* _Written instruction_
Could you write out the records below exactly as they appear, leaving out any pictures?

* _Dataset records_

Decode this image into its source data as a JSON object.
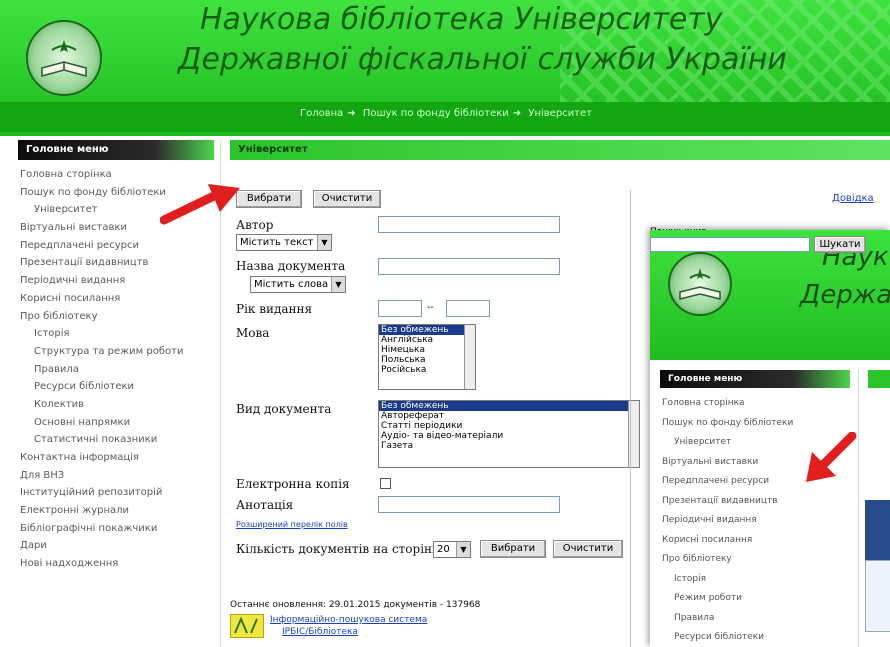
{
  "header": {
    "title_line1": "Наукова бібліотека Університету",
    "title_line2": "Державної фіскальної служби України",
    "breadcrumbs": [
      "Головна",
      "Пошук по фонду бібліотеки",
      "Університет"
    ]
  },
  "sidebar": {
    "heading": "Головне меню",
    "items": [
      {
        "label": "Головна сторінка",
        "sub": false
      },
      {
        "label": "Пошук по фонду бібліотеки",
        "sub": false
      },
      {
        "label": "Університет",
        "sub": true
      },
      {
        "label": "Віртуальні виставки",
        "sub": false
      },
      {
        "label": "Передплачені ресурси",
        "sub": false
      },
      {
        "label": "Презентації видавництв",
        "sub": false
      },
      {
        "label": "Періодичні видання",
        "sub": false
      },
      {
        "label": "Корисні посилання",
        "sub": false
      },
      {
        "label": "Про бібліотеку",
        "sub": false
      },
      {
        "label": "Історія",
        "sub": true
      },
      {
        "label": "Структура та режим роботи",
        "sub": true
      },
      {
        "label": "Правила",
        "sub": true
      },
      {
        "label": "Ресурси бібліотеки",
        "sub": true
      },
      {
        "label": "Колектив",
        "sub": true
      },
      {
        "label": "Основні напрямки",
        "sub": true
      },
      {
        "label": "Статистичні показники",
        "sub": true
      },
      {
        "label": "Контактна інформація",
        "sub": false
      },
      {
        "label": "Для ВНЗ",
        "sub": false
      },
      {
        "label": "Інституційний репозиторій",
        "sub": false
      },
      {
        "label": "Електронні журнали",
        "sub": false
      },
      {
        "label": "Бібліографічні покажчики",
        "sub": false
      },
      {
        "label": "Дари",
        "sub": false
      },
      {
        "label": "Нові надходження",
        "sub": false
      }
    ]
  },
  "main": {
    "heading": "Університет",
    "select_button": "Вибрати",
    "clear_button": "Очистити",
    "fields": {
      "author_label": "Автор",
      "author_mode": "Містить текст",
      "title_label": "Назва документа",
      "title_mode": "Містить слова",
      "year_label": "Рік видання",
      "year_sep": "--",
      "language_label": "Мова",
      "languages": [
        "Без обмежень",
        "Англійська",
        "Німецька",
        "Польська",
        "Російська"
      ],
      "doctype_label": "Вид документа",
      "doctypes": [
        "Без обмежень",
        "Автореферат",
        "Статті періодики",
        "Аудіо- та відео-матеріали",
        "Газета"
      ],
      "ecopy_label": "Електронна копія",
      "annotation_label": "Анотація",
      "advanced_link": "Розширений перелік полів",
      "per_page_label": "Кількість документів на сторінці",
      "per_page_value": "20"
    },
    "stats": "Останнє оновлення: 29.01.2015 документів - 137968",
    "footer_link_line1": "Інформаційно-пошукова система",
    "footer_link_line2": "ІРБІС/Бібліотека",
    "right_link": "Довідка",
    "quick_search_label": "Пошук книг",
    "quick_search_button": "Шукати"
  },
  "overlay": {
    "title_line1": "Наук",
    "title_line2": "Держа",
    "heading": "Головне меню",
    "items": [
      {
        "label": "Головна сторінка",
        "sub": false
      },
      {
        "label": "Пошук по фонду бібліотеки",
        "sub": false
      },
      {
        "label": "Університет",
        "sub": true
      },
      {
        "label": "Віртуальні виставки",
        "sub": false
      },
      {
        "label": "Передплачені ресурси",
        "sub": false
      },
      {
        "label": "Презентації видавництв",
        "sub": false
      },
      {
        "label": "Періодичні видання",
        "sub": false
      },
      {
        "label": "Корисні посилання",
        "sub": false
      },
      {
        "label": "Про бібліотеку",
        "sub": false
      },
      {
        "label": "Історія",
        "sub": true
      },
      {
        "label": "Режим роботи",
        "sub": true
      },
      {
        "label": "Правила",
        "sub": true
      },
      {
        "label": "Ресурси бібліотеки",
        "sub": true
      }
    ]
  },
  "colors": {
    "brand_green": "#2ccc2c",
    "nav_green": "#12a712",
    "arrow_red": "#e01e1e",
    "link_blue": "#1a3fbf"
  }
}
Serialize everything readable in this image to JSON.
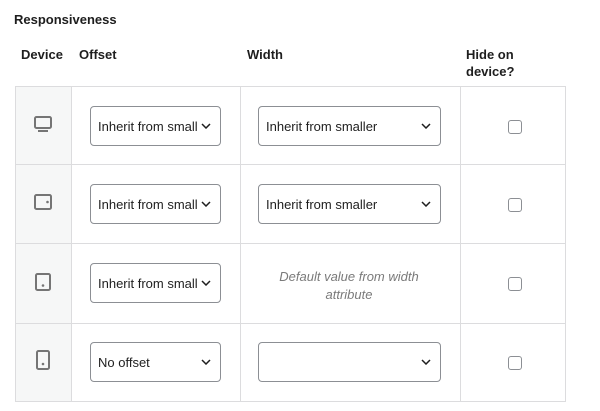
{
  "section_title": "Responsiveness",
  "headers": {
    "device": "Device",
    "offset": "Offset",
    "width": "Width",
    "hide": "Hide on device?"
  },
  "rows": [
    {
      "device_icon": "desktop-icon",
      "offset_value": "Inherit from smaller",
      "width_value": "Inherit from smaller",
      "width_note": "",
      "hide_checked": false
    },
    {
      "device_icon": "tablet-landscape-icon",
      "offset_value": "Inherit from smaller",
      "width_value": "Inherit from smaller",
      "width_note": "",
      "hide_checked": false
    },
    {
      "device_icon": "tablet-portrait-icon",
      "offset_value": "Inherit from smaller",
      "width_value": "",
      "width_note": "Default value from width attribute",
      "hide_checked": false
    },
    {
      "device_icon": "mobile-icon",
      "offset_value": "No offset",
      "width_value": "",
      "width_note": "",
      "hide_checked": false
    }
  ],
  "colors": {
    "border": "#dcdcde",
    "device_column_bg": "#f6f7f7",
    "icon": "#757575",
    "control_border": "#8c8f94",
    "note_text": "#7a7a7a"
  }
}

* _Task result_
Decode this image into its source data as a JSON object.
{
  "header": {
    "title_line1": "Наукова бібліотека Університету",
    "title_line2": "Державної фіскальної служби України",
    "breadcrumbs": [
      "Головна",
      "Пошук по фонду бібліотеки",
      "Університет"
    ]
  },
  "sidebar": {
    "heading": "Головне меню",
    "items": [
      {
        "label": "Головна сторінка",
        "sub": false
      },
      {
        "label": "Пошук по фонду бібліотеки",
        "sub": false
      },
      {
        "label": "Університет",
        "sub": true
      },
      {
        "label": "Віртуальні виставки",
        "sub": false
      },
      {
        "label": "Передплачені ресурси",
        "sub": false
      },
      {
        "label": "Презентації видавництв",
        "sub": false
      },
      {
        "label": "Періодичні видання",
        "sub": false
      },
      {
        "label": "Корисні посилання",
        "sub": false
      },
      {
        "label": "Про бібліотеку",
        "sub": false
      },
      {
        "label": "Історія",
        "sub": true
      },
      {
        "label": "Структура та режим роботи",
        "sub": true
      },
      {
        "label": "Правила",
        "sub": true
      },
      {
        "label": "Ресурси бібліотеки",
        "sub": true
      },
      {
        "label": "Колектив",
        "sub": true
      },
      {
        "label": "Основні напрямки",
        "sub": true
      },
      {
        "label": "Статистичні показники",
        "sub": true
      },
      {
        "label": "Контактна інформація",
        "sub": false
      },
      {
        "label": "Для ВНЗ",
        "sub": false
      },
      {
        "label": "Інституційний репозиторій",
        "sub": false
      },
      {
        "label": "Електронні журнали",
        "sub": false
      },
      {
        "label": "Бібліографічні покажчики",
        "sub": false
      },
      {
        "label": "Дари",
        "sub": false
      },
      {
        "label": "Нові надходження",
        "sub": false
      }
    ]
  },
  "main": {
    "heading": "Університет",
    "select_button": "Вибрати",
    "clear_button": "Очистити",
    "fields": {
      "author_label": "Автор",
      "author_mode": "Містить текст",
      "title_label": "Назва документа",
      "title_mode": "Містить слова",
      "year_label": "Рік видання",
      "year_sep": "--",
      "language_label": "Мова",
      "languages": [
        "Без обмежень",
        "Англійська",
        "Німецька",
        "Польська",
        "Російська"
      ],
      "doctype_label": "Вид документа",
      "doctypes": [
        "Без обмежень",
        "Автореферат",
        "Статті періодики",
        "Аудіо- та відео-матеріали",
        "Газета"
      ],
      "ecopy_label": "Електронна копія",
      "annotation_label": "Анотація",
      "advanced_link": "Розширений перелік полів",
      "per_page_label": "Кількість документів на сторінці",
      "per_page_value": "20"
    },
    "stats": "Останнє оновлення: 29.01.2015 документів - 137968",
    "footer_link_line1": "Інформаційно-пошукова система",
    "footer_link_line2": "ІРБІС/Бібліотека",
    "right_link": "Довідка",
    "quick_search_label": "Пошук книг",
    "quick_search_button": "Шукати"
  },
  "overlay": {
    "title_line1": "Наук",
    "title_line2": "Держа",
    "heading": "Головне меню",
    "items": [
      {
        "label": "Головна сторінка",
        "sub": false
      },
      {
        "label": "Пошук по фонду бібліотеки",
        "sub": false
      },
      {
        "label": "Університет",
        "sub": true
      },
      {
        "label": "Віртуальні виставки",
        "sub": false
      },
      {
        "label": "Передплачені ресурси",
        "sub": false
      },
      {
        "label": "Презентації видавництв",
        "sub": false
      },
      {
        "label": "Періодичні видання",
        "sub": false
      },
      {
        "label": "Корисні посилання",
        "sub": false
      },
      {
        "label": "Про бібліотеку",
        "sub": false
      },
      {
        "label": "Історія",
        "sub": true
      },
      {
        "label": "Режим роботи",
        "sub": true
      },
      {
        "label": "Правила",
        "sub": true
      },
      {
        "label": "Ресурси бібліотеки",
        "sub": true
      }
    ]
  },
  "colors": {
    "brand_green": "#2ccc2c",
    "nav_green": "#12a712",
    "arrow_red": "#e01e1e",
    "link_blue": "#1a3fbf"
  }
}
Serialize everything readable in this image to JSON.
{
  "section_title": "Responsiveness",
  "headers": {
    "device": "Device",
    "offset": "Offset",
    "width": "Width",
    "hide": "Hide on device?"
  },
  "rows": [
    {
      "device_icon": "desktop-icon",
      "offset_value": "Inherit from smaller",
      "width_value": "Inherit from smaller",
      "width_note": "",
      "hide_checked": false
    },
    {
      "device_icon": "tablet-landscape-icon",
      "offset_value": "Inherit from smaller",
      "width_value": "Inherit from smaller",
      "width_note": "",
      "hide_checked": false
    },
    {
      "device_icon": "tablet-portrait-icon",
      "offset_value": "Inherit from smaller",
      "width_value": "",
      "width_note": "Default value from width attribute",
      "hide_checked": false
    },
    {
      "device_icon": "mobile-icon",
      "offset_value": "No offset",
      "width_value": "",
      "width_note": "",
      "hide_checked": false
    }
  ],
  "colors": {
    "border": "#dcdcde",
    "device_column_bg": "#f6f7f7",
    "icon": "#757575",
    "control_border": "#8c8f94",
    "note_text": "#7a7a7a"
  }
}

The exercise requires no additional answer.